- [Records provided]

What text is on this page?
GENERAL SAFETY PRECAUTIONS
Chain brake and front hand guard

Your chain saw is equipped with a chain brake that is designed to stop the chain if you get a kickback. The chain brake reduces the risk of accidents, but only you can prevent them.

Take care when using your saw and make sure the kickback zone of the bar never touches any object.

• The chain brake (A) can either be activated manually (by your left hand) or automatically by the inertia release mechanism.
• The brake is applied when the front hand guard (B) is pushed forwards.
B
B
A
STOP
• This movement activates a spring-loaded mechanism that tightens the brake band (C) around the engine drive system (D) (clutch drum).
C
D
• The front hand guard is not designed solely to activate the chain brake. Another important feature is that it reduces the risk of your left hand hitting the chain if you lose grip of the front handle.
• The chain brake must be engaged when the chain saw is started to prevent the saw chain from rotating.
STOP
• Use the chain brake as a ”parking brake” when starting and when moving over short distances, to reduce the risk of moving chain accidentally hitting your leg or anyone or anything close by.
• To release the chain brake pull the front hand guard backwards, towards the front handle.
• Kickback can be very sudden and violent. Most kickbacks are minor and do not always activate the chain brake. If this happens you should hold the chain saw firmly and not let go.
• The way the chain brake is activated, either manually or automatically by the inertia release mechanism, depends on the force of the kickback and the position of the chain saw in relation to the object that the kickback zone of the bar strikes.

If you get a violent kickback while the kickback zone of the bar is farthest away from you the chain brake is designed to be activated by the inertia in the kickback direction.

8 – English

- [The problem]
Repeat every entry word for word.

- [Task response]
What text is on this page?
GENERAL SAFETY PRECAUTIONS
Chain brake and front hand guard

Your chain saw is equipped with a chain brake that is designed to stop the chain if you get a kickback. The chain brake reduces the risk of accidents, but only you can prevent them.

Take care when using your saw and make sure the kickback zone of the bar never touches any object.

• The chain brake (A) can either be activated manually (by your left hand) or automatically by the inertia release mechanism.
• The brake is applied when the front hand guard (B) is pushed forwards.
B
B
A
STOP
• This movement activates a spring-loaded mechanism that tightens the brake band (C) around the engine drive system (D) (clutch drum).
C
D
• The front hand guard is not designed solely to activate the chain brake. Another important feature is that it reduces the risk of your left hand hitting the chain if you lose grip of the front handle.
• The chain brake must be engaged when the chain saw is started to prevent the saw chain from rotating.
STOP
• Use the chain brake as a ”parking brake” when starting and when moving over short distances, to reduce the risk of moving chain accidentally hitting your leg or anyone or anything close by.
• To release the chain brake pull the front hand guard backwards, towards the front handle.
• Kickback can be very sudden and violent. Most kickbacks are minor and do not always activate the chain brake. If this happens you should hold the chain saw firmly and not let go.
• The way the chain brake is activated, either manually or automatically by the inertia release mechanism, depends on the force of the kickback and the position of the chain saw in relation to the object that the kickback zone of the bar strikes.

If you get a violent kickback while the kickback zone of the bar is farthest away from you the chain brake is designed to be activated by the inertia in the kickback direction.

8 – English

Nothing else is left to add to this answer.